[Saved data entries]
• • •

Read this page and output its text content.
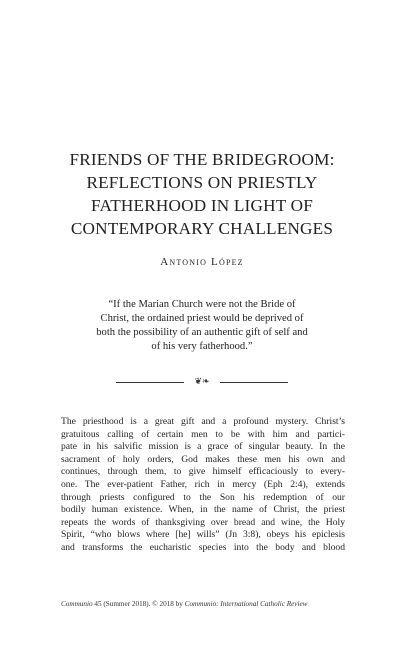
FRIENDS OF THE BRIDEGROOM:
REFLECTIONS ON PRIESTLY
FATHERHOOD IN LIGHT OF
CONTEMPORARY CHALLENGES
Antonio López
“If the Marian Church were not the Bride of
Christ, the ordained priest would be deprived of
both the possibility of an authentic gift of self and
of his very fatherhood.”
❦❧
The priesthood is a great gift and a profound mystery. Christ’s
gratuitous calling of certain men to be with him and partici-
pate in his salvific mission is a grace of singular beauty. In the
sacrament of holy orders, God makes these men his own and
continues, through them, to give himself efficaciously to every-
one. The ever-patient Father, rich in mercy (Eph 2:4), extends
through priests configured to the Son his redemption of our
bodily human existence. When, in the name of Christ, the priest
repeats the words of thanksgiving over bread and wine, the Holy
Spirit, “who blows where [he] wills” (Jn 3:8), obeys his epiclesis
and transforms the eucharistic species into the body and blood
Communio 45 (Summer 2018). © 2018 by Communio: International Catholic Review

• • •

From the listing above, print every entry precisely and drop the pictures.

## Written answer:
Read this page and output its text content.
FRIENDS OF THE BRIDEGROOM:
REFLECTIONS ON PRIESTLY
FATHERHOOD IN LIGHT OF
CONTEMPORARY CHALLENGES
Antonio López
“If the Marian Church were not the Bride of
Christ, the ordained priest would be deprived of
both the possibility of an authentic gift of self and
of his very fatherhood.”
❦❧
The priesthood is a great gift and a profound mystery. Christ’s
gratuitous calling of certain men to be with him and partici-
pate in his salvific mission is a grace of singular beauty. In the
sacrament of holy orders, God makes these men his own and
continues, through them, to give himself efficaciously to every-
one. The ever-patient Father, rich in mercy (Eph 2:4), extends
through priests configured to the Son his redemption of our
bodily human existence. When, in the name of Christ, the priest
repeats the words of thanksgiving over bread and wine, the Holy
Spirit, “who blows where [he] wills” (Jn 3:8), obeys his epiclesis
and transforms the eucharistic species into the body and blood
Communio 45 (Summer 2018). © 2018 by Communio: International Catholic Review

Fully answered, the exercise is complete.